+++ Entries

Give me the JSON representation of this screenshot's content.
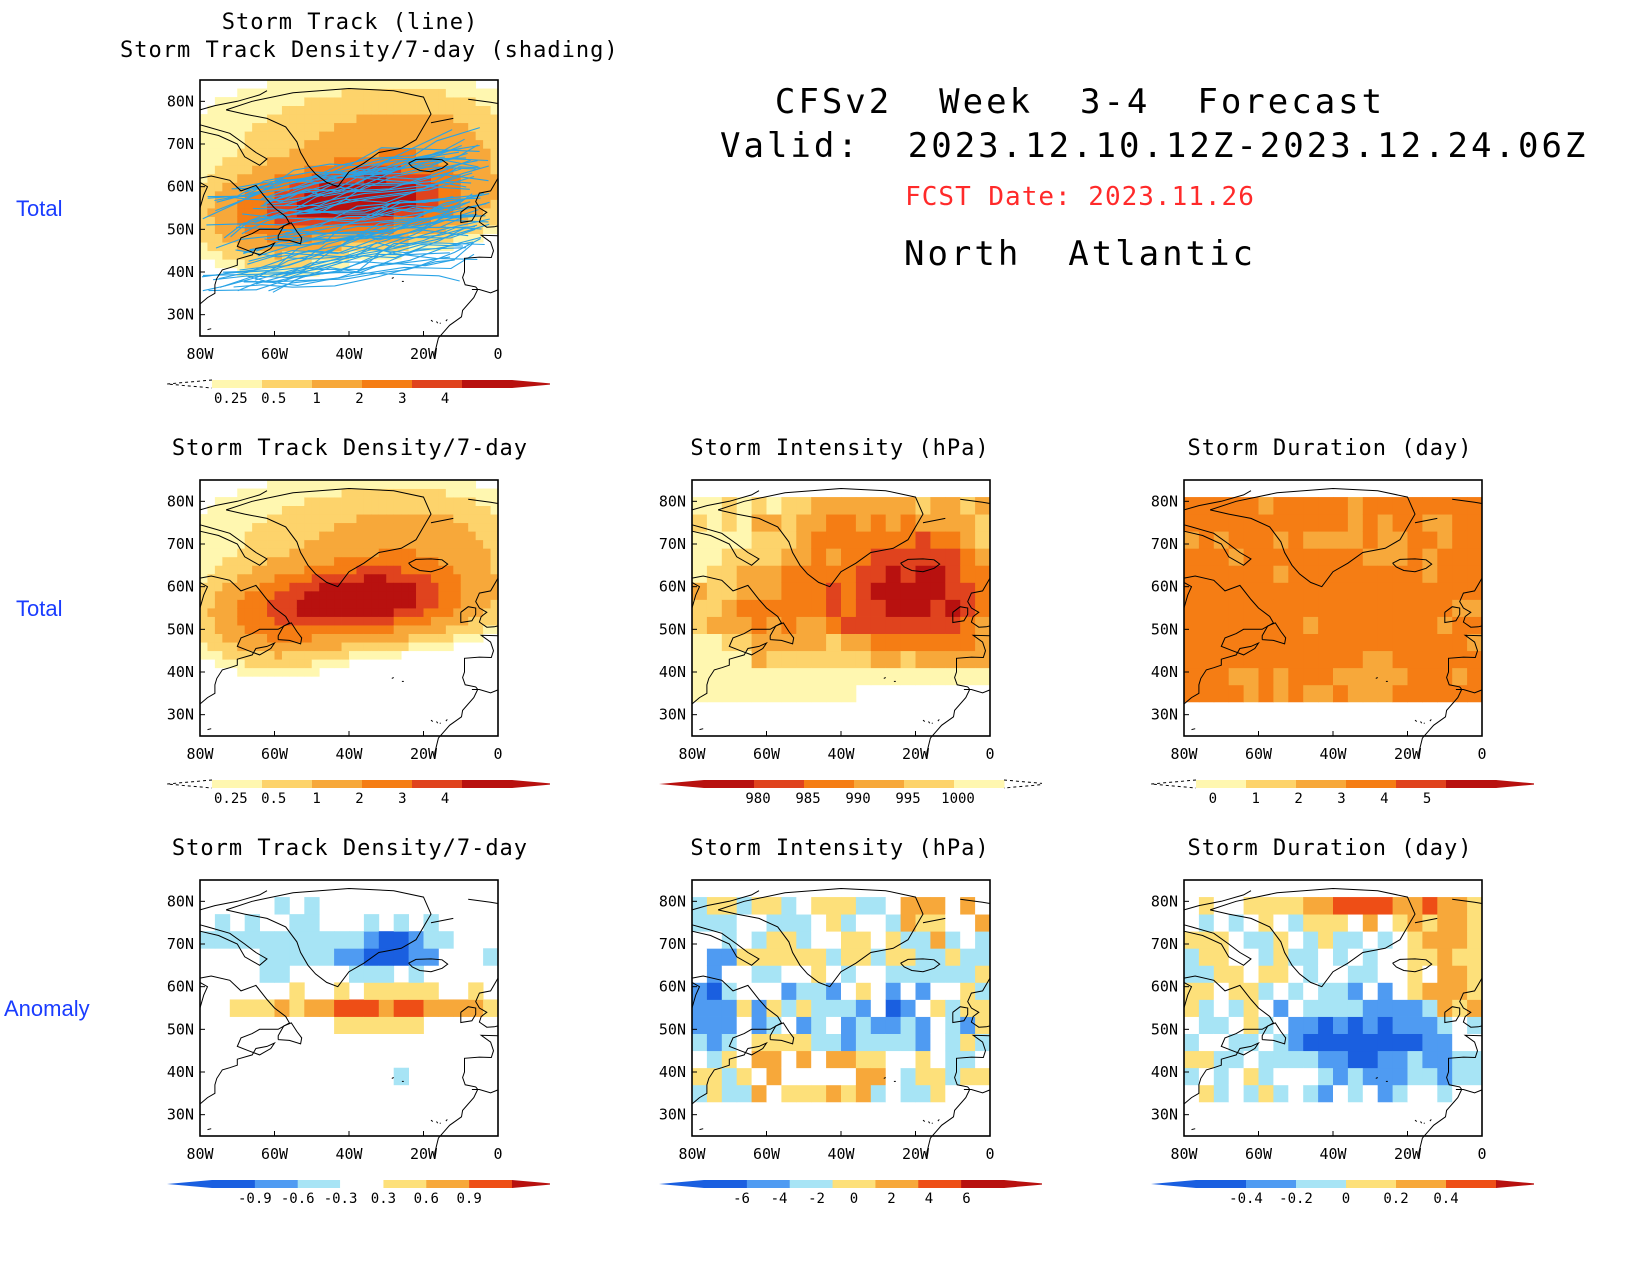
{
  "header": {
    "line1": "CFSv2  Week  3-4  Forecast",
    "line2": "Valid:  2023.12.10.12Z-2023.12.24.06Z",
    "fcst_date": "FCST Date: 2023.11.26",
    "region": "North  Atlantic"
  },
  "row_labels": {
    "top": "Total",
    "middle": "Total",
    "bottom": "Anomaly"
  },
  "axes": {
    "lat_ticks": [
      "80N",
      "70N",
      "60N",
      "50N",
      "40N",
      "30N"
    ],
    "lon_ticks": [
      "80W",
      "60W",
      "40W",
      "20W",
      "0"
    ]
  },
  "panels": {
    "track": {
      "title_line1": "Storm Track (line)",
      "title_line2": "Storm Track Density/7-day (shading)",
      "colorbar": [
        "0.25",
        "0.5",
        "1",
        "2",
        "3",
        "4"
      ]
    },
    "density_total": {
      "title": "Storm Track Density/7-day",
      "colorbar": [
        "0.25",
        "0.5",
        "1",
        "2",
        "3",
        "4"
      ]
    },
    "intensity_total": {
      "title": "Storm Intensity (hPa)",
      "colorbar": [
        "980",
        "985",
        "990",
        "995",
        "1000"
      ]
    },
    "duration_total": {
      "title": "Storm Duration (day)",
      "colorbar": [
        "0",
        "1",
        "2",
        "3",
        "4",
        "5"
      ]
    },
    "density_anom": {
      "title": "Storm Track Density/7-day",
      "colorbar": [
        "-0.9",
        "-0.6",
        "-0.3",
        "0.3",
        "0.6",
        "0.9"
      ]
    },
    "intensity_anom": {
      "title": "Storm Intensity (hPa)",
      "colorbar": [
        "-6",
        "-4",
        "-2",
        "0",
        "2",
        "4",
        "6"
      ]
    },
    "duration_anom": {
      "title": "Storm Duration (day)",
      "colorbar": [
        "-0.4",
        "-0.2",
        "0",
        "0.2",
        "0.4"
      ]
    }
  },
  "colors": {
    "seq": [
      "#fff7b0",
      "#fdd36b",
      "#f7a83a",
      "#f57d14",
      "#e0431e",
      "#b8110f"
    ],
    "div": [
      "#1a5fe0",
      "#4f9bf2",
      "#a7e4f5",
      "#ffffff",
      "#fde07a",
      "#f7a83a",
      "#ee4e16",
      "#b8110f"
    ],
    "track_line": "#29a3e6"
  }
}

++++++

◆ Exercise requirements
Copy each line exactly, and leave the pictures out of your copy.

◆ Result for this exercise
Give me the JSON representation of this screenshot's content.
{
  "header": {
    "line1": "CFSv2  Week  3-4  Forecast",
    "line2": "Valid:  2023.12.10.12Z-2023.12.24.06Z",
    "fcst_date": "FCST Date: 2023.11.26",
    "region": "North  Atlantic"
  },
  "row_labels": {
    "top": "Total",
    "middle": "Total",
    "bottom": "Anomaly"
  },
  "axes": {
    "lat_ticks": [
      "80N",
      "70N",
      "60N",
      "50N",
      "40N",
      "30N"
    ],
    "lon_ticks": [
      "80W",
      "60W",
      "40W",
      "20W",
      "0"
    ]
  },
  "panels": {
    "track": {
      "title_line1": "Storm Track (line)",
      "title_line2": "Storm Track Density/7-day (shading)",
      "colorbar": [
        "0.25",
        "0.5",
        "1",
        "2",
        "3",
        "4"
      ]
    },
    "density_total": {
      "title": "Storm Track Density/7-day",
      "colorbar": [
        "0.25",
        "0.5",
        "1",
        "2",
        "3",
        "4"
      ]
    },
    "intensity_total": {
      "title": "Storm Intensity (hPa)",
      "colorbar": [
        "980",
        "985",
        "990",
        "995",
        "1000"
      ]
    },
    "duration_total": {
      "title": "Storm Duration (day)",
      "colorbar": [
        "0",
        "1",
        "2",
        "3",
        "4",
        "5"
      ]
    },
    "density_anom": {
      "title": "Storm Track Density/7-day",
      "colorbar": [
        "-0.9",
        "-0.6",
        "-0.3",
        "0.3",
        "0.6",
        "0.9"
      ]
    },
    "intensity_anom": {
      "title": "Storm Intensity (hPa)",
      "colorbar": [
        "-6",
        "-4",
        "-2",
        "0",
        "2",
        "4",
        "6"
      ]
    },
    "duration_anom": {
      "title": "Storm Duration (day)",
      "colorbar": [
        "-0.4",
        "-0.2",
        "0",
        "0.2",
        "0.4"
      ]
    }
  },
  "colors": {
    "seq": [
      "#fff7b0",
      "#fdd36b",
      "#f7a83a",
      "#f57d14",
      "#e0431e",
      "#b8110f"
    ],
    "div": [
      "#1a5fe0",
      "#4f9bf2",
      "#a7e4f5",
      "#ffffff",
      "#fde07a",
      "#f7a83a",
      "#ee4e16",
      "#b8110f"
    ],
    "track_line": "#29a3e6"
  }
}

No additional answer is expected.